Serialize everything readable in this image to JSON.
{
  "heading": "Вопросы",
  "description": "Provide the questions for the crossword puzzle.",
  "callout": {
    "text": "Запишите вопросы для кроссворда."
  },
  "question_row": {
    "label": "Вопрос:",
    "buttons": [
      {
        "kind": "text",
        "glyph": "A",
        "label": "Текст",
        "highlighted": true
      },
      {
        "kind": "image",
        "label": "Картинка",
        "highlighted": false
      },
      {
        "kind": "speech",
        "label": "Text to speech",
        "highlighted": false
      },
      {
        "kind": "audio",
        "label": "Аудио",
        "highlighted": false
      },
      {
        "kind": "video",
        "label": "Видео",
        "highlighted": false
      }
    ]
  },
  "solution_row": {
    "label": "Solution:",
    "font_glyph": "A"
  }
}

GIVEN EXERCISE: Check each line above for the word "image" and say how many have it, with nothing else.

RESULT: 2